[AIM] Copy out every line that contains the word "used".

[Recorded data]
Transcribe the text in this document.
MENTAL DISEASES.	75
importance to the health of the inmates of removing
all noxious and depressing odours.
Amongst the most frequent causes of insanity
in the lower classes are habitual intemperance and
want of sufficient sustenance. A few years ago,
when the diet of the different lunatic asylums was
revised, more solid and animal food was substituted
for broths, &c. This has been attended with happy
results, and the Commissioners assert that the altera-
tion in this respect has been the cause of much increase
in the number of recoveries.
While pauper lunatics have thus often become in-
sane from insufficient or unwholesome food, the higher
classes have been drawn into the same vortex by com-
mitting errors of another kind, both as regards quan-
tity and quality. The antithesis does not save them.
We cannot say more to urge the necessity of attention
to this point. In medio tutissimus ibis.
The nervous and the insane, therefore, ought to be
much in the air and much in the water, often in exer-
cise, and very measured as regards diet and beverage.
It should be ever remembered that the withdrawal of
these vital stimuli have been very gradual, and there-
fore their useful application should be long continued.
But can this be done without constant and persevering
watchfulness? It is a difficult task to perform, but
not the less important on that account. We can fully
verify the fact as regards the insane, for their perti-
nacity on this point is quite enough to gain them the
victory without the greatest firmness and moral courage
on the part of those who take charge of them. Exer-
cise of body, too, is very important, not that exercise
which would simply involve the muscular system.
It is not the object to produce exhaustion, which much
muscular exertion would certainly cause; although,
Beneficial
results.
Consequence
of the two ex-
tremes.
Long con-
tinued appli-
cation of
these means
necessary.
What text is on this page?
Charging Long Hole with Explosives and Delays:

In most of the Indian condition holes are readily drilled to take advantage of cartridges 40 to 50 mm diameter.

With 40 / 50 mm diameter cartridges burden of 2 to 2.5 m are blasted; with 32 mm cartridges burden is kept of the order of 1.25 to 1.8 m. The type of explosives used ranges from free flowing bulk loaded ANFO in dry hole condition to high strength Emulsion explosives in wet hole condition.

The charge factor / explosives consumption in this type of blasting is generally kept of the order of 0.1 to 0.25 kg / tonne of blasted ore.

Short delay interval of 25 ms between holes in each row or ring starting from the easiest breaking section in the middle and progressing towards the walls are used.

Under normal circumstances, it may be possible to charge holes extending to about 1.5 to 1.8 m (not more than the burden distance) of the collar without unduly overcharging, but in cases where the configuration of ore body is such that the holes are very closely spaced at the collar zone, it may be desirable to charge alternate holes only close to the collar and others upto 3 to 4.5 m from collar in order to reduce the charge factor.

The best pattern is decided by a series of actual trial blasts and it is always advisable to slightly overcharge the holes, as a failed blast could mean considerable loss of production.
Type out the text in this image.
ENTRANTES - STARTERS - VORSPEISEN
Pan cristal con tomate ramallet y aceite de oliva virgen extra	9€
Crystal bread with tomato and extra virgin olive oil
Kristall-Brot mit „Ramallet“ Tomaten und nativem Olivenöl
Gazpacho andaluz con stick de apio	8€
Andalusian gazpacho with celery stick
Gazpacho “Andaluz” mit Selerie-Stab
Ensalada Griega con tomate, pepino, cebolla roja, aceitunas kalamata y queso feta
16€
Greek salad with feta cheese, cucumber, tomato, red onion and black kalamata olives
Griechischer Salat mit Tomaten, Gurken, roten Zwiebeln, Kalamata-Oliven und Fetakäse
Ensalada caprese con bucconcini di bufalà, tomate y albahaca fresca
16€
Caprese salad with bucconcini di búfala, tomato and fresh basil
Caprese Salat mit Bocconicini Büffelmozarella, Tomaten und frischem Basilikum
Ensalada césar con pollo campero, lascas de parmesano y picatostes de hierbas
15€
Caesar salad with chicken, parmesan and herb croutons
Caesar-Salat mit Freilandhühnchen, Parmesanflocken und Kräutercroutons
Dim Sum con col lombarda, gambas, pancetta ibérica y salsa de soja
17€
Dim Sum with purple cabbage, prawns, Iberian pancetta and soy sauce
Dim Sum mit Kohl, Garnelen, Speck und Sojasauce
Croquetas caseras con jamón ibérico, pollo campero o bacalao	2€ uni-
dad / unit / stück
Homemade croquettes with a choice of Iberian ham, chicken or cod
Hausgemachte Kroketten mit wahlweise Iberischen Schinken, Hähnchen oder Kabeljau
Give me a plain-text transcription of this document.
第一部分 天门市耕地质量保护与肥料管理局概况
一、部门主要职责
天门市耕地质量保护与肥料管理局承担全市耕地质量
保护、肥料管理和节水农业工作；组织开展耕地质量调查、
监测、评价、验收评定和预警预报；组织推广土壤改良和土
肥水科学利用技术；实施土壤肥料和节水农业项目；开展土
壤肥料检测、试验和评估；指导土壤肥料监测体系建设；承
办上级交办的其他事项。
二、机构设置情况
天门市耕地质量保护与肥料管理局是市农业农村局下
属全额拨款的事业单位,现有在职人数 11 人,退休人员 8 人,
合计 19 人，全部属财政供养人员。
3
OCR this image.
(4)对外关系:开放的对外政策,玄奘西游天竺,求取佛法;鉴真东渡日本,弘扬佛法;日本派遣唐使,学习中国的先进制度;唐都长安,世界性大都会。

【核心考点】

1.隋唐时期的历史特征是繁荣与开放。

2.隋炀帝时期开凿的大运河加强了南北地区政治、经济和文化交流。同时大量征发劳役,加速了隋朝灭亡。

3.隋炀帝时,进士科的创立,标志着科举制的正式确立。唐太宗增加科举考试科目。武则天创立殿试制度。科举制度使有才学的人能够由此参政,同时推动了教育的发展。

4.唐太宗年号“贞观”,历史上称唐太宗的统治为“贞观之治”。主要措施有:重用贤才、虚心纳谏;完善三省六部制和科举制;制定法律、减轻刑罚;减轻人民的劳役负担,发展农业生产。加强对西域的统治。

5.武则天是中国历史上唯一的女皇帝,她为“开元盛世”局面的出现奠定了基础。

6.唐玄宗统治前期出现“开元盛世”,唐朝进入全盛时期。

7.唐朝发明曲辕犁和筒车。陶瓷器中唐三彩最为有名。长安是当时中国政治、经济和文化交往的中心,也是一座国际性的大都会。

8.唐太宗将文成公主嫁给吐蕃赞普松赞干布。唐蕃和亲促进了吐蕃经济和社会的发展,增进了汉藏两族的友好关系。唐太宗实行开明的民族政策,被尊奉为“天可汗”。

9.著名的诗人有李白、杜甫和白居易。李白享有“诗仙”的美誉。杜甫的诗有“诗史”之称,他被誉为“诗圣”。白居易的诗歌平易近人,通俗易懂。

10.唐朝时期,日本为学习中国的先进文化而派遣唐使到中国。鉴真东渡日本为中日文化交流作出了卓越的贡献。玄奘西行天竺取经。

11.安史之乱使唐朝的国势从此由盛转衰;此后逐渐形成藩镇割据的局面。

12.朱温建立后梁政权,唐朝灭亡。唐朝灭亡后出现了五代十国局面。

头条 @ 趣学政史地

[TASK OUTPUT]
With 40 / 50 mm diameter cartridges burden of 2 to 2.5 m are blasted; with 32 mm cartridges burden is kept of the order of 1.25 to 1.8 m. The type of explosives used ranges from free flowing bulk loaded ANFO in dry hole condition to high strength Emulsion explosives in wet hole condition.
Short delay interval of 25 ms between holes in each row or ring starting from the easiest breaking section in the middle and progressing towards the walls are used.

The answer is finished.